## Start Data provided

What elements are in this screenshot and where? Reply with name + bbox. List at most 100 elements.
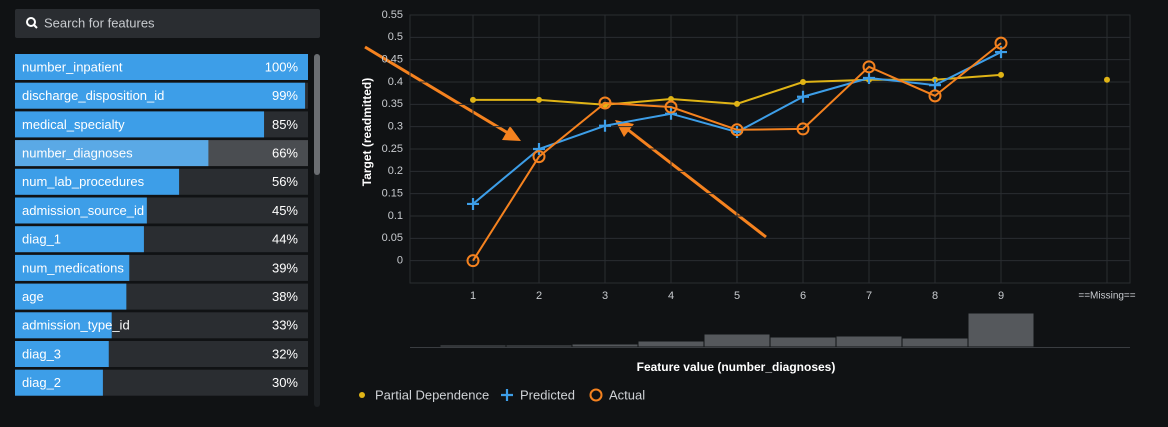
feature-row[interactable]: age 38% [15, 283, 308, 310]
x-tick-label: 3 [602, 290, 608, 302]
feature-name: diag_2 [22, 375, 61, 390]
feature-name: num_medications [22, 260, 124, 275]
feature-row[interactable]: admission_source_id 45% [15, 197, 308, 224]
feature-importance: 32% [272, 346, 298, 361]
feature-bar [15, 369, 103, 396]
point [668, 95, 674, 102]
point [466, 254, 480, 268]
search-icon [26, 17, 36, 27]
histogram-bar [439, 344, 507, 348]
feature-row[interactable]: num_medications 39% [15, 254, 308, 281]
y-axis-label: Target (readmitted) [360, 78, 374, 186]
point [796, 122, 810, 136]
x-tick-label: 1 [470, 290, 476, 302]
y-tick-label: 0.5 [388, 31, 403, 43]
feature-importance: 39% [272, 260, 298, 275]
x-tick-label: 8 [932, 290, 938, 302]
point [998, 71, 1004, 78]
point [536, 96, 542, 103]
feature-bar [15, 140, 209, 167]
x-tick-label: 2 [536, 290, 542, 302]
histogram-bar [703, 333, 771, 348]
search-box[interactable] [15, 9, 320, 38]
point [800, 79, 806, 85]
y-tick-label: 0.15 [382, 188, 403, 200]
feature-importance: 100% [265, 59, 299, 74]
y-tick-label: 0.45 [382, 54, 403, 66]
x-tick-label: 7 [866, 290, 872, 302]
feature-list: number_inpatient 100% discharge_dispositio… [15, 54, 308, 396]
y-tick-label: 0.25 [382, 143, 403, 155]
point [470, 96, 476, 103]
feature-importance: 30% [272, 375, 298, 390]
feature-bar [15, 54, 308, 80]
legend-label: Partial Dependence [375, 387, 489, 402]
feature-importance: 66% [272, 146, 298, 161]
feature-row[interactable]: number_inpatient 100% [15, 54, 308, 80]
point [994, 36, 1008, 50]
scroll-thumb[interactable] [314, 54, 320, 175]
y-tick-label: 0.3 [388, 121, 403, 133]
feature-bar [15, 168, 180, 195]
feature-importance: 38% [272, 289, 298, 304]
point [664, 100, 678, 114]
search-placeholder: Search for features [44, 15, 155, 30]
feature-row[interactable]: diag_2 30% [15, 369, 308, 396]
feature-importance: 99% [272, 88, 298, 103]
feature-bar [15, 82, 306, 109]
feature-row[interactable]: diag_3 32% [15, 341, 308, 367]
feature-name: number_inpatient [22, 59, 123, 74]
y-tick-label: 0 [397, 255, 403, 267]
feature-bar [15, 111, 265, 138]
feature-name: discharge_disposition_id [22, 88, 164, 103]
legend-label: Actual [609, 387, 645, 402]
feature-bar [15, 341, 109, 367]
feature-importance: 56% [272, 174, 298, 189]
point [929, 79, 941, 92]
point [862, 60, 876, 74]
x-tick-label: 6 [800, 290, 806, 302]
feature-row[interactable]: medical_specialty 85% [15, 111, 308, 138]
point [734, 100, 740, 107]
feature-name: age [22, 289, 44, 304]
point [532, 150, 546, 164]
feature-row[interactable]: num_lab_procedures 56% [15, 168, 308, 195]
feature-importance: 85% [272, 117, 298, 132]
point [730, 123, 744, 137]
histogram-bar [835, 335, 903, 348]
feature-name: medical_specialty [22, 117, 125, 132]
feature-name: number_diagnoses [22, 146, 133, 161]
histogram-bar [571, 343, 639, 348]
feature-name: diag_3 [22, 346, 61, 361]
histogram-bar [967, 312, 1035, 348]
y-tick-label: 0.05 [382, 232, 403, 244]
point [928, 89, 942, 103]
feature-row[interactable]: discharge_disposition_id 99% [15, 82, 308, 109]
point [533, 143, 545, 155]
feature-name: diag_1 [22, 232, 61, 247]
feature-name: num_lab_procedures [22, 174, 145, 189]
feature-row[interactable]: number_diagnoses 66% [15, 140, 308, 167]
point [598, 96, 612, 110]
x-tick-label: ==Missing== [1078, 291, 1135, 302]
histogram-bar [901, 337, 969, 348]
feature-importance: 33% [272, 318, 298, 333]
x-tick-label: 4 [668, 290, 674, 302]
feature-row[interactable]: admission_type_id 33% [15, 312, 308, 339]
point [863, 71, 875, 84]
feature-bar [15, 197, 147, 224]
search-icon [33, 24, 38, 29]
point [797, 90, 809, 103]
point [589, 388, 603, 402]
x-tick-label: 9 [998, 290, 1004, 302]
feature-bar [15, 254, 130, 281]
point [599, 119, 611, 132]
x-axis-label: Feature value (number_diagnoses) [637, 360, 836, 374]
feature-row[interactable]: diag_1 44% [15, 226, 308, 253]
series-line [472, 42, 1002, 262]
point [501, 389, 513, 401]
legend-label: Predicted [520, 387, 575, 402]
x-tick-label: 5 [734, 290, 740, 302]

## End Data provided

§ **What is required**
Copy all the records above line for line without changing any character, and leave the pictures out.

§ **Answer to this problem**
What elements are in this screenshot and where? Reply with name + bbox. List at most 100 elements.
feature-row[interactable]: age 38% [15, 283, 308, 310]
x-tick-label: 3 [602, 290, 608, 302]
feature-name: diag_2 [22, 375, 61, 390]
feature-name: num_medications [22, 260, 124, 275]
feature-row[interactable]: admission_source_id 45% [15, 197, 308, 224]
feature-importance: 32% [272, 346, 298, 361]
feature-bar [15, 369, 103, 396]
point [668, 95, 674, 102]
point [466, 254, 480, 268]
search-icon [26, 17, 36, 27]
histogram-bar [439, 344, 507, 348]
feature-row[interactable]: num_medications 39% [15, 254, 308, 281]
y-axis-label: Target (readmitted) [360, 78, 374, 186]
point [796, 122, 810, 136]
x-tick-label: 1 [470, 290, 476, 302]
y-tick-label: 0.5 [388, 31, 403, 43]
feature-importance: 39% [272, 260, 298, 275]
x-tick-label: 8 [932, 290, 938, 302]
point [998, 71, 1004, 78]
point [536, 96, 542, 103]
feature-bar [15, 140, 209, 167]
x-tick-label: 2 [536, 290, 542, 302]
histogram-bar [703, 333, 771, 348]
search-box[interactable] [15, 9, 320, 38]
point [800, 79, 806, 85]
y-tick-label: 0.15 [382, 188, 403, 200]
feature-importance: 100% [265, 59, 299, 74]
y-tick-label: 0.45 [382, 54, 403, 66]
x-tick-label: 7 [866, 290, 872, 302]
feature-list: number_inpatient 100% discharge_dispositio… [15, 54, 308, 396]
y-tick-label: 0.25 [382, 143, 403, 155]
point [470, 96, 476, 103]
feature-importance: 30% [272, 375, 298, 390]
feature-bar [15, 54, 308, 80]
legend-label: Partial Dependence [375, 387, 489, 402]
feature-importance: 66% [272, 146, 298, 161]
feature-row[interactable]: number_inpatient 100% [15, 54, 308, 80]
point [994, 36, 1008, 50]
scroll-thumb[interactable] [314, 54, 320, 175]
y-tick-label: 0.3 [388, 121, 403, 133]
feature-bar [15, 168, 180, 195]
feature-importance: 38% [272, 289, 298, 304]
point [664, 100, 678, 114]
search-placeholder: Search for features [44, 15, 155, 30]
feature-row[interactable]: diag_2 30% [15, 369, 308, 396]
feature-importance: 99% [272, 88, 298, 103]
feature-bar [15, 82, 306, 109]
feature-row[interactable]: diag_3 32% [15, 341, 308, 367]
feature-name: number_inpatient [22, 59, 123, 74]
y-tick-label: 0 [397, 255, 403, 267]
feature-bar [15, 111, 265, 138]
feature-name: discharge_disposition_id [22, 88, 164, 103]
legend-label: Actual [609, 387, 645, 402]
feature-bar [15, 341, 109, 367]
feature-importance: 56% [272, 174, 298, 189]
point [929, 79, 941, 92]
point [862, 60, 876, 74]
x-tick-label: 6 [800, 290, 806, 302]
feature-row[interactable]: medical_specialty 85% [15, 111, 308, 138]
point [734, 100, 740, 107]
feature-name: age [22, 289, 44, 304]
point [532, 150, 546, 164]
feature-row[interactable]: num_lab_procedures 56% [15, 168, 308, 195]
feature-importance: 85% [272, 117, 298, 132]
point [730, 123, 744, 137]
histogram-bar [835, 335, 903, 348]
feature-name: medical_specialty [22, 117, 125, 132]
feature-name: number_diagnoses [22, 146, 133, 161]
histogram-bar [571, 343, 639, 348]
feature-name: diag_3 [22, 346, 61, 361]
histogram-bar [967, 312, 1035, 348]
y-tick-label: 0.05 [382, 232, 403, 244]
point [928, 89, 942, 103]
feature-row[interactable]: discharge_disposition_id 99% [15, 82, 308, 109]
point [533, 143, 545, 155]
feature-name: diag_1 [22, 232, 61, 247]
feature-name: num_lab_procedures [22, 174, 145, 189]
feature-row[interactable]: number_diagnoses 66% [15, 140, 308, 167]
point [598, 96, 612, 110]
x-tick-label: ==Missing== [1078, 291, 1135, 302]
histogram-bar [901, 337, 969, 348]
feature-importance: 33% [272, 318, 298, 333]
x-tick-label: 4 [668, 290, 674, 302]
feature-row[interactable]: admission_type_id 33% [15, 312, 308, 339]
point [863, 71, 875, 84]
feature-bar [15, 197, 147, 224]
search-icon [33, 24, 38, 29]
point [797, 90, 809, 103]
point [589, 388, 603, 402]
x-tick-label: 9 [998, 290, 1004, 302]
feature-bar [15, 254, 130, 281]
point [599, 119, 611, 132]
x-axis-label: Feature value (number_diagnoses) [637, 360, 836, 374]
feature-row[interactable]: diag_1 44% [15, 226, 308, 253]
series-line [472, 42, 1002, 262]
point [501, 389, 513, 401]
legend-label: Predicted [520, 387, 575, 402]
x-tick-label: 5 [734, 290, 740, 302]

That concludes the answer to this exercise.